● INSTRUCTION
Please copy every line of the records below that holds the word "color".

● TASK INPUT
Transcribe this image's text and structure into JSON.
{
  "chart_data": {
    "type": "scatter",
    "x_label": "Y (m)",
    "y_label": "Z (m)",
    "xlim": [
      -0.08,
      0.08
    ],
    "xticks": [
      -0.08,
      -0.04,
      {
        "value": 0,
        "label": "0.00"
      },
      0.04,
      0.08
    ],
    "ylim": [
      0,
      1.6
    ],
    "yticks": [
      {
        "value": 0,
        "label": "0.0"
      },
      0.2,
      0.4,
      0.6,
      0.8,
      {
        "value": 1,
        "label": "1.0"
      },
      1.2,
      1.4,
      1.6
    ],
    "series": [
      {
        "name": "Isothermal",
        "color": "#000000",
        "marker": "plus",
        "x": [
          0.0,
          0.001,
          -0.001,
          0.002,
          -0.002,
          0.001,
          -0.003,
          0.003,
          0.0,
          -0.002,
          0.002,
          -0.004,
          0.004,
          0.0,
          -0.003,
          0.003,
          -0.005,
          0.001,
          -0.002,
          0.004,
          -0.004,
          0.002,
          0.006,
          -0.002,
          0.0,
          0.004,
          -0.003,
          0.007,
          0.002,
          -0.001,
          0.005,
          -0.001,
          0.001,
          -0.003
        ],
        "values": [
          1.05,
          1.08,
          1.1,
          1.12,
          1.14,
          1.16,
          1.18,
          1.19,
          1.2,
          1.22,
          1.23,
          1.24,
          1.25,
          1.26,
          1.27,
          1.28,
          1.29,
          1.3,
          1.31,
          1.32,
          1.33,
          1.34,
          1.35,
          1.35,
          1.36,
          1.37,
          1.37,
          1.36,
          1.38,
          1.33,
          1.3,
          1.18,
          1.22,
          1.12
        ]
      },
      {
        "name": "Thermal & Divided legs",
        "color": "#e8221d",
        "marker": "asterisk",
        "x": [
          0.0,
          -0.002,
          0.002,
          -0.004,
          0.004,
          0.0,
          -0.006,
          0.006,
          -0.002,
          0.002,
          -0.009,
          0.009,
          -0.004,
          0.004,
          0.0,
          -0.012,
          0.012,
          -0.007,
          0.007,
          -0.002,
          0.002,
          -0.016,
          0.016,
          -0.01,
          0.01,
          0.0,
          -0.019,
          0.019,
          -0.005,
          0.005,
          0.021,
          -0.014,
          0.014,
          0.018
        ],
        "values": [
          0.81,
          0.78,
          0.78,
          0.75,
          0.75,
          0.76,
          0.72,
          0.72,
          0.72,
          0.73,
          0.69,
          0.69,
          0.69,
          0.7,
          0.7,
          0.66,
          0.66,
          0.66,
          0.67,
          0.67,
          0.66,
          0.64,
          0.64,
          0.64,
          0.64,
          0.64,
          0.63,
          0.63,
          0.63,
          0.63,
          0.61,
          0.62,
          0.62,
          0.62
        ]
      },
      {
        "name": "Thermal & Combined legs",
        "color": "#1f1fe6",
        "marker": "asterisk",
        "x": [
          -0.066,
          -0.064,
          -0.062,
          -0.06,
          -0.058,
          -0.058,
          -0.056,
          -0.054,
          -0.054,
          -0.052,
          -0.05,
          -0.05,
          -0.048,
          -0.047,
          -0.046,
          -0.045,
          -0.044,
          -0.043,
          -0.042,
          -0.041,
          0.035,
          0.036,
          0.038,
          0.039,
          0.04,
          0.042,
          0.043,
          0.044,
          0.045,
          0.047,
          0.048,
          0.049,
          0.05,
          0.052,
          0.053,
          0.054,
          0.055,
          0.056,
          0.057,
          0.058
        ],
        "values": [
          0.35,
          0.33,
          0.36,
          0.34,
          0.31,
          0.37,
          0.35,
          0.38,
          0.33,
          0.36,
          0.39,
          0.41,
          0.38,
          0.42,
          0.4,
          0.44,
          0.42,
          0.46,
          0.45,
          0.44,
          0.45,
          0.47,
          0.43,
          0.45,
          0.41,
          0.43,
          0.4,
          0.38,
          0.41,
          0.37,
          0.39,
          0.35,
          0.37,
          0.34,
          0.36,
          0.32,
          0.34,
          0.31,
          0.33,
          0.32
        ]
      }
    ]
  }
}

● ANSWER FOR THIS EXERCISE
        "color": "#000000",
        "color": "#e8221d",
        "color": "#1f1fe6",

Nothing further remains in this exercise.